Problem: Count every line of these entries that holds the word "کشور", and reply with the number only.

___ Records for this task

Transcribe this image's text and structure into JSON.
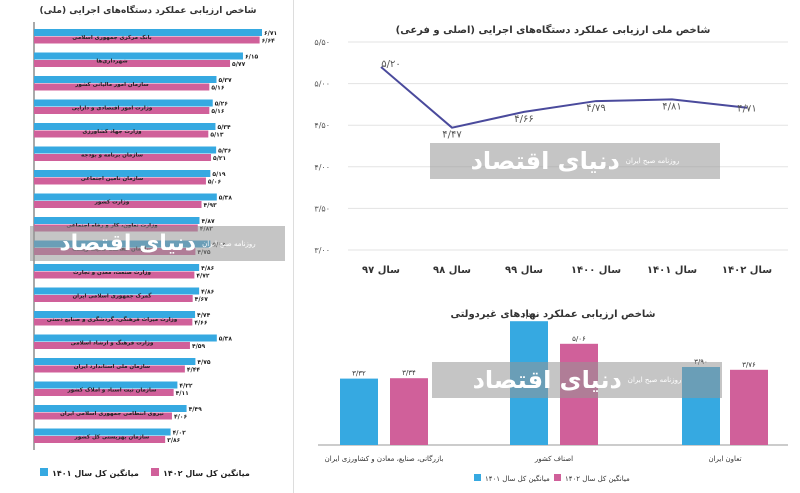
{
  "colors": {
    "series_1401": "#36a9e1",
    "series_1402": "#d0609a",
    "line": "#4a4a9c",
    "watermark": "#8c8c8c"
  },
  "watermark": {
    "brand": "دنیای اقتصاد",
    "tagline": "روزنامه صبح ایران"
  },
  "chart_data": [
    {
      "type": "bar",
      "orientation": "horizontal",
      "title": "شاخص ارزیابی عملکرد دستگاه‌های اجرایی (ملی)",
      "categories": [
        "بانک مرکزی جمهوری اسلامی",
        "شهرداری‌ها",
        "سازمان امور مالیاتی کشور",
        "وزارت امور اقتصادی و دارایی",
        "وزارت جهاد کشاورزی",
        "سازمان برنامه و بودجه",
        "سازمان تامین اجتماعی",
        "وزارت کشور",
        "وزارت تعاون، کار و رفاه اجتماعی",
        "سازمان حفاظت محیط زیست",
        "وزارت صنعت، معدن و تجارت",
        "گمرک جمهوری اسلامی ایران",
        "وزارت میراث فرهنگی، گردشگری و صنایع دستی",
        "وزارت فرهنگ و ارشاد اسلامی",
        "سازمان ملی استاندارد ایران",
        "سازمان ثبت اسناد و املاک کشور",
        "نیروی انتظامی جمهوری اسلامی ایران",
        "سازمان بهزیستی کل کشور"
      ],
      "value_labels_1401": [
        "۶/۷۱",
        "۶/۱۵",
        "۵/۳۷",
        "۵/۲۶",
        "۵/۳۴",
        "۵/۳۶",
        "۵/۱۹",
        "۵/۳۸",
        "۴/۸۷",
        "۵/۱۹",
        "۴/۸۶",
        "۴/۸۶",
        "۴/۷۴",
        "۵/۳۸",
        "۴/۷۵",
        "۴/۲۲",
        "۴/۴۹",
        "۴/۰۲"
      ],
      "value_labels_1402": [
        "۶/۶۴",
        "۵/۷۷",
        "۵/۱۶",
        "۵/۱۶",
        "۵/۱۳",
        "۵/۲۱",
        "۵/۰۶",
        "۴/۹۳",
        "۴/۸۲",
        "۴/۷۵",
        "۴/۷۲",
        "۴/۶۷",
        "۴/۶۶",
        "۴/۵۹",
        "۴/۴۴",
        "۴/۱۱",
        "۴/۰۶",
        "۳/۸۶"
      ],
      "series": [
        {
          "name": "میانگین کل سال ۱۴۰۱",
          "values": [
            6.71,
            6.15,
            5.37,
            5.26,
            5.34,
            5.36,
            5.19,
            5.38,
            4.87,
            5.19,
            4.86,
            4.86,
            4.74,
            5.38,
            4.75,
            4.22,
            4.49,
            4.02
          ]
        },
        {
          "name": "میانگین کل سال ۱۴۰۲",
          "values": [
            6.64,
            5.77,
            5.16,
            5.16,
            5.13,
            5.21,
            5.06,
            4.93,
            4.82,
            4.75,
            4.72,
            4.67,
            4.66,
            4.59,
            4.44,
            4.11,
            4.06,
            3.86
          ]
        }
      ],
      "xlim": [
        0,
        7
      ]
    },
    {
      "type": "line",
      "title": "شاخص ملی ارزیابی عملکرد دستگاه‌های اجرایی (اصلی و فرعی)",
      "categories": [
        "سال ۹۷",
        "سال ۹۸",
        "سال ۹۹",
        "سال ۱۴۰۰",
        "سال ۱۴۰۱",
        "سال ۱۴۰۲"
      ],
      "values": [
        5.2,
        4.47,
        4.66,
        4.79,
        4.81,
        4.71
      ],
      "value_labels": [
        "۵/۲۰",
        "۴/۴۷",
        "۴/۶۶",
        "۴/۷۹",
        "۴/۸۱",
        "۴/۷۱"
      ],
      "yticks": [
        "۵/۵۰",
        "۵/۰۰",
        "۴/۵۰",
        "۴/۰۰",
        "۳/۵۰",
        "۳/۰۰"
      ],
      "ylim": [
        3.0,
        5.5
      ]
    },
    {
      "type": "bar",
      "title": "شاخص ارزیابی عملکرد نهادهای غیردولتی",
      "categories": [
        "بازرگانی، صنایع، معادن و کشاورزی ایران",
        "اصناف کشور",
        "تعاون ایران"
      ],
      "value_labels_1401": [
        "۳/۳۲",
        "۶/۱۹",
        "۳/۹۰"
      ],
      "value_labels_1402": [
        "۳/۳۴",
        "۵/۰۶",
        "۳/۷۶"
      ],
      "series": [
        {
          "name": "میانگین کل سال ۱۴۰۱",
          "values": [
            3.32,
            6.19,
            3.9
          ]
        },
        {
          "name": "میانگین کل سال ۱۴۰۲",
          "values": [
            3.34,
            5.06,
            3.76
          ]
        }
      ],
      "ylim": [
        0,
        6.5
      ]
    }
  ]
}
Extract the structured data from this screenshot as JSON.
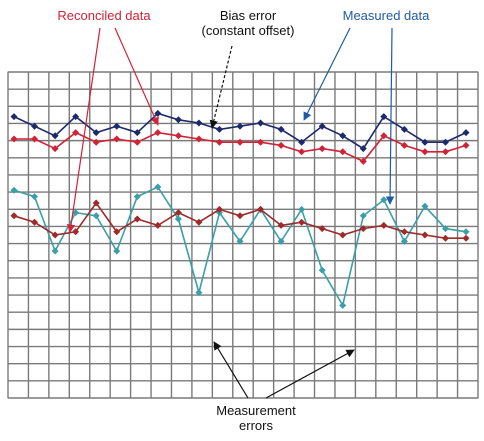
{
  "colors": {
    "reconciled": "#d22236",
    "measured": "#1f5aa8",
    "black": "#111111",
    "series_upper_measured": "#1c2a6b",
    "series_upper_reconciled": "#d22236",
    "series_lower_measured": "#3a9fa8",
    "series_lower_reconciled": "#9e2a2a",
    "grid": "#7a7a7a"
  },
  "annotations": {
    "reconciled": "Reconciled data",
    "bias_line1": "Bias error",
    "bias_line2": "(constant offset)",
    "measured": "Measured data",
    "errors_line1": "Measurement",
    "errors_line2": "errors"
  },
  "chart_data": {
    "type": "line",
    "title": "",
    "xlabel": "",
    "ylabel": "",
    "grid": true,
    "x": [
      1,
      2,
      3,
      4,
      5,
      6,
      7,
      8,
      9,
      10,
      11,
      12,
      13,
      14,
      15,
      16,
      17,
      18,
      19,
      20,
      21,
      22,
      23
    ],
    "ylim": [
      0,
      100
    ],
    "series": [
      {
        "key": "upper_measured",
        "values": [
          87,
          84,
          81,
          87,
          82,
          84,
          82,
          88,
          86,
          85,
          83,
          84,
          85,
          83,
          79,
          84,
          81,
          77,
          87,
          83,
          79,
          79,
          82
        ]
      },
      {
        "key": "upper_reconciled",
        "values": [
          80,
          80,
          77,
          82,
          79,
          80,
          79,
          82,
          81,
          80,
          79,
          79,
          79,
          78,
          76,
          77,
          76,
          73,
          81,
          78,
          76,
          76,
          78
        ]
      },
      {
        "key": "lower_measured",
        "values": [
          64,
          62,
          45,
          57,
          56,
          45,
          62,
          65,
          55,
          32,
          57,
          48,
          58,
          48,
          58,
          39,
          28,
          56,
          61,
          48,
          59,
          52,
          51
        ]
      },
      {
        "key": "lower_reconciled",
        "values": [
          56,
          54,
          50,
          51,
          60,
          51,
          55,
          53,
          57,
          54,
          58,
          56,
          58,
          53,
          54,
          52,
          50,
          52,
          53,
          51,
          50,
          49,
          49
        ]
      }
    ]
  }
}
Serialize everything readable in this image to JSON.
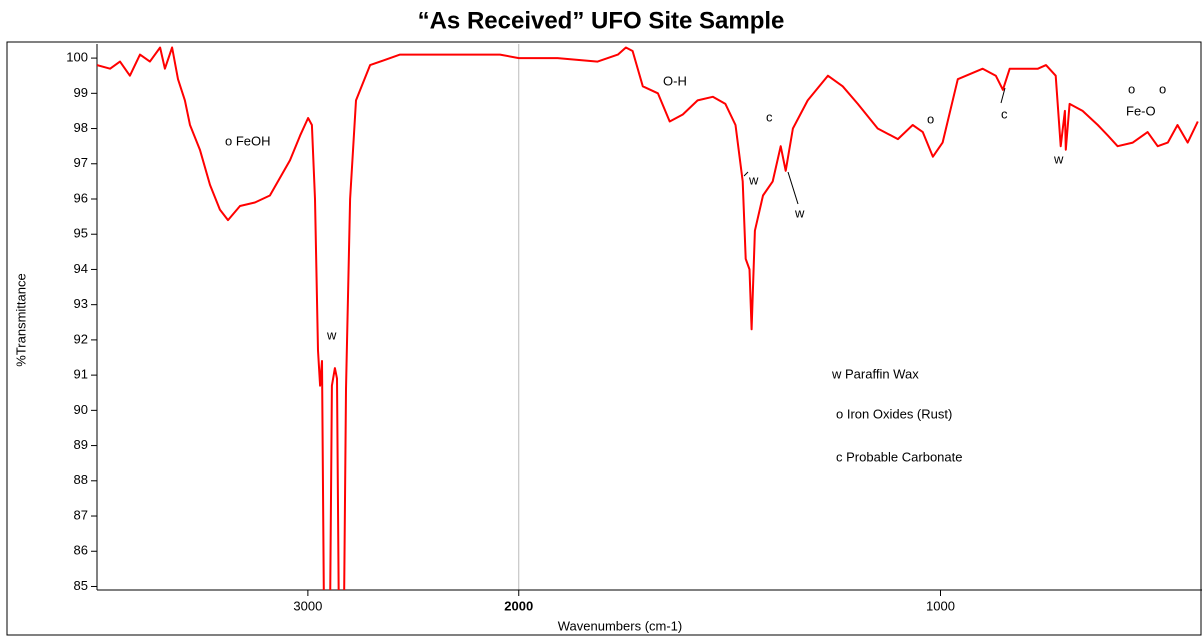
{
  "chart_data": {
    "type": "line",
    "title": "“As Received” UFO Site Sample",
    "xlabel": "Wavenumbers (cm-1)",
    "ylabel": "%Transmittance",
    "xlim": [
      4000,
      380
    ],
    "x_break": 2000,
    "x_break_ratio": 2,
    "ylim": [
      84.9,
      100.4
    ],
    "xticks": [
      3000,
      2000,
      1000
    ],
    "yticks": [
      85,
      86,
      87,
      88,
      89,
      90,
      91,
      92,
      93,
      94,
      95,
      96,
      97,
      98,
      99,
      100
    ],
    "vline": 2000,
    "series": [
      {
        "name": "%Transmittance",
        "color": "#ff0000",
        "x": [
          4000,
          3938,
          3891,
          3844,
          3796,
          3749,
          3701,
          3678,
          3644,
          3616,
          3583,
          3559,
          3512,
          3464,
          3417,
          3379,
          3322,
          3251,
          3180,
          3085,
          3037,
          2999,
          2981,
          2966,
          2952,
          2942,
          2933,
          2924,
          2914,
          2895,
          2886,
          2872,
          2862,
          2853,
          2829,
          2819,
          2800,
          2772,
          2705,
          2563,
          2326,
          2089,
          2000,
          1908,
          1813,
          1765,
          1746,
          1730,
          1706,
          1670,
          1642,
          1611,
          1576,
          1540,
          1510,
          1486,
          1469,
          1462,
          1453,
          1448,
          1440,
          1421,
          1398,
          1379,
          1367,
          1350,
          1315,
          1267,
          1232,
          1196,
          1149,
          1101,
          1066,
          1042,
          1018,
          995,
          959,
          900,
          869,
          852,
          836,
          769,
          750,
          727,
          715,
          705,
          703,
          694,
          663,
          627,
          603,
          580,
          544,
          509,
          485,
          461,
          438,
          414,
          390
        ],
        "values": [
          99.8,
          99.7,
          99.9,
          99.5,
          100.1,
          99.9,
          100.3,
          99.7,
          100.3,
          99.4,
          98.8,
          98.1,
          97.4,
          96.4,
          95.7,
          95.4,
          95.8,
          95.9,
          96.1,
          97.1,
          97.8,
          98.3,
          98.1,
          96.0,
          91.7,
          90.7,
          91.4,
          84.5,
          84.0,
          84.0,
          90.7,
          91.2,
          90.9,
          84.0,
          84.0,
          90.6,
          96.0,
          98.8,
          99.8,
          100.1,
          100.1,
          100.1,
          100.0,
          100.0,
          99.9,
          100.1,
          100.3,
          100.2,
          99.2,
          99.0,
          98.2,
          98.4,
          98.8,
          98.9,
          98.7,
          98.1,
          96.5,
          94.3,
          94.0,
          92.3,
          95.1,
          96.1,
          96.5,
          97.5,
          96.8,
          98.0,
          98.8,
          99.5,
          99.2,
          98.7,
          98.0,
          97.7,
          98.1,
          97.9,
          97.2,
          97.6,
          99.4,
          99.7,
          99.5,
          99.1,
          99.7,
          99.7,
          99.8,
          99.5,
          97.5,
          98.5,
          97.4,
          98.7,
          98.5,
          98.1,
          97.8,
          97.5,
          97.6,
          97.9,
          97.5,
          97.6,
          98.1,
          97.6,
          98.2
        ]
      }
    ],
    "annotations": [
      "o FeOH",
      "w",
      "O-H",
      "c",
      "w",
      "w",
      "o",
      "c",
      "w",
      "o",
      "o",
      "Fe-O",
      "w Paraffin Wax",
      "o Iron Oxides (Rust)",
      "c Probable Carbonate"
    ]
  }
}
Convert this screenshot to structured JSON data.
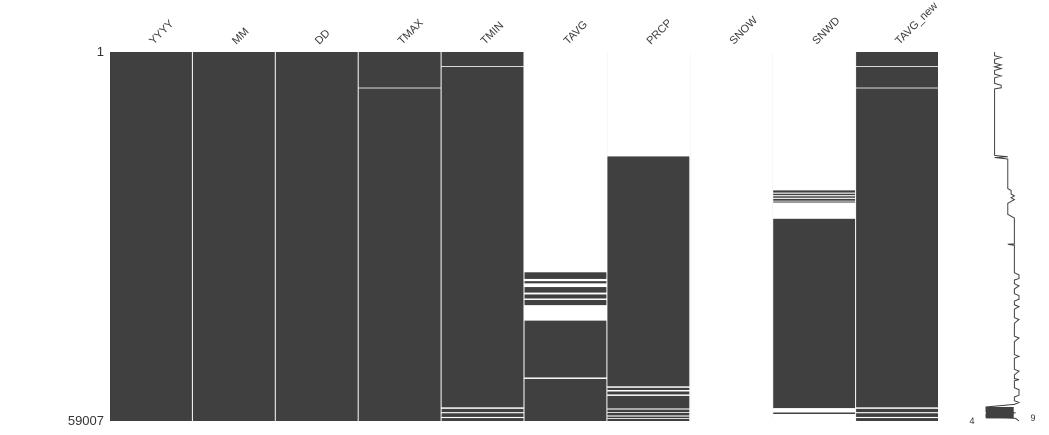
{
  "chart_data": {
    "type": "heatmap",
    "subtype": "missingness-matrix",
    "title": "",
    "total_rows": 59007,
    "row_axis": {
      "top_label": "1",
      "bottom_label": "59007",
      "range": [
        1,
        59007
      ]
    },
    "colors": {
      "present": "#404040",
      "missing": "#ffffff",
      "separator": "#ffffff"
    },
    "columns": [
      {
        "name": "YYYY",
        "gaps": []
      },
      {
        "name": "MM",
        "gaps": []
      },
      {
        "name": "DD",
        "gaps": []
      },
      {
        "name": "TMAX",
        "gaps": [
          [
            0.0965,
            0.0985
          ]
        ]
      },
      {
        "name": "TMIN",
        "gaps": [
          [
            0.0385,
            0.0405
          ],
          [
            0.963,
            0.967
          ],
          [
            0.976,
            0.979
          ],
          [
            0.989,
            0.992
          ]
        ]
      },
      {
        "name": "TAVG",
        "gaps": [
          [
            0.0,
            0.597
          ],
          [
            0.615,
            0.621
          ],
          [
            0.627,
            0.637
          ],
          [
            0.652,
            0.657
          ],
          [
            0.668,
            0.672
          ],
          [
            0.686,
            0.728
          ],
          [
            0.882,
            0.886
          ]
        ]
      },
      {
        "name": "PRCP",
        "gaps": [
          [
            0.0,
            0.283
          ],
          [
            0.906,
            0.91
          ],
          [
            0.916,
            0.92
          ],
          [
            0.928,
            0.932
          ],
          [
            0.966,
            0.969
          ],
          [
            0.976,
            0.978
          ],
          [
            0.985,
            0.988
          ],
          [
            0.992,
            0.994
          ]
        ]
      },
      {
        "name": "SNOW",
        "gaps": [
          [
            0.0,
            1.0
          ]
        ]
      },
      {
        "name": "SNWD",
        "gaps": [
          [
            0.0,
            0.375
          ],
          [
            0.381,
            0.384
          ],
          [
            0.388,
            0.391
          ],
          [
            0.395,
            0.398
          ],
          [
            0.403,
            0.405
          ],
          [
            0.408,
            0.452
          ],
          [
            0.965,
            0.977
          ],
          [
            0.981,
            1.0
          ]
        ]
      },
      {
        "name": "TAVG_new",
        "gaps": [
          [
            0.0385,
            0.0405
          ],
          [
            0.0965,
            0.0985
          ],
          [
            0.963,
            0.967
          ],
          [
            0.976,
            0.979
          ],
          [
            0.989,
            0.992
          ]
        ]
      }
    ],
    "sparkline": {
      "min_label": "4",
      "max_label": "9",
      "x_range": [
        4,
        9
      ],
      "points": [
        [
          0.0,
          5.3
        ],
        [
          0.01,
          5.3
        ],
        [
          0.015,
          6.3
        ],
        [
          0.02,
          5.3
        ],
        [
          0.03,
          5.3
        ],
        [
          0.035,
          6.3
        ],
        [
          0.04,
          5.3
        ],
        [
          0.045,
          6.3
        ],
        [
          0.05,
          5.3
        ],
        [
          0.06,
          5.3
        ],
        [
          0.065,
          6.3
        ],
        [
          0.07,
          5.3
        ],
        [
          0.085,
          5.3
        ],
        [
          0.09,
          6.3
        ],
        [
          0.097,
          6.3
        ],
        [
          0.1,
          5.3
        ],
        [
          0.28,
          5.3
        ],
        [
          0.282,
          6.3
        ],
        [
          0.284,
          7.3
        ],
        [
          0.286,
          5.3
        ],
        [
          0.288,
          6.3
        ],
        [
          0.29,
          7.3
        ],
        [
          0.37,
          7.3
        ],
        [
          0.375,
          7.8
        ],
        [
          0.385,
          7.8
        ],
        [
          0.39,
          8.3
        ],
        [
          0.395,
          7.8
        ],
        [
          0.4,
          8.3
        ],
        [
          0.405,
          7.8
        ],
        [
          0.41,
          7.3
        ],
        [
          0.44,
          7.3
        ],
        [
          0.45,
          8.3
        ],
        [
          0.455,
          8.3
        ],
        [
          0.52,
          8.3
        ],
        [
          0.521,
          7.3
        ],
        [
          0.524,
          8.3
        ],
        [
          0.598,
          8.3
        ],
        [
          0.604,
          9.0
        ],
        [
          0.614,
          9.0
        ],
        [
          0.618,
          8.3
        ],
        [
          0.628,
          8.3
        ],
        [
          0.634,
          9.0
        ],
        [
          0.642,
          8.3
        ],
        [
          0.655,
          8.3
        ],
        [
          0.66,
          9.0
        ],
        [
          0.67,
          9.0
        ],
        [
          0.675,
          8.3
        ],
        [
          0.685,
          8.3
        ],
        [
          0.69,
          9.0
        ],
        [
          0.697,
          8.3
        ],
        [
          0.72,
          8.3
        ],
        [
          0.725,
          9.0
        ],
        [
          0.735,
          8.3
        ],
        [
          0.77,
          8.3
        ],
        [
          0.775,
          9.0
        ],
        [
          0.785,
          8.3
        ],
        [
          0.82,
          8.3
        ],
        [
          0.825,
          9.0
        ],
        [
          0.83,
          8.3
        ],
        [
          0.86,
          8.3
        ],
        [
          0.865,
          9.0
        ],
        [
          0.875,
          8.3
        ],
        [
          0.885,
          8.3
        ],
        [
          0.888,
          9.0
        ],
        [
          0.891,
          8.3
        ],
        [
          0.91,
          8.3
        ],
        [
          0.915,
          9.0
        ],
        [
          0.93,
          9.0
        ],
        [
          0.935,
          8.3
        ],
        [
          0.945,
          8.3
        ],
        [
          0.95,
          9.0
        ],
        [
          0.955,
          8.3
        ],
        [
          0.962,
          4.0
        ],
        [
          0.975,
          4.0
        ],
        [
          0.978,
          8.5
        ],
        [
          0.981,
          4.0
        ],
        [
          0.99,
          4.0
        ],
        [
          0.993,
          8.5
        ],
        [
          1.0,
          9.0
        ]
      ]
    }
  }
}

______

Task response: 5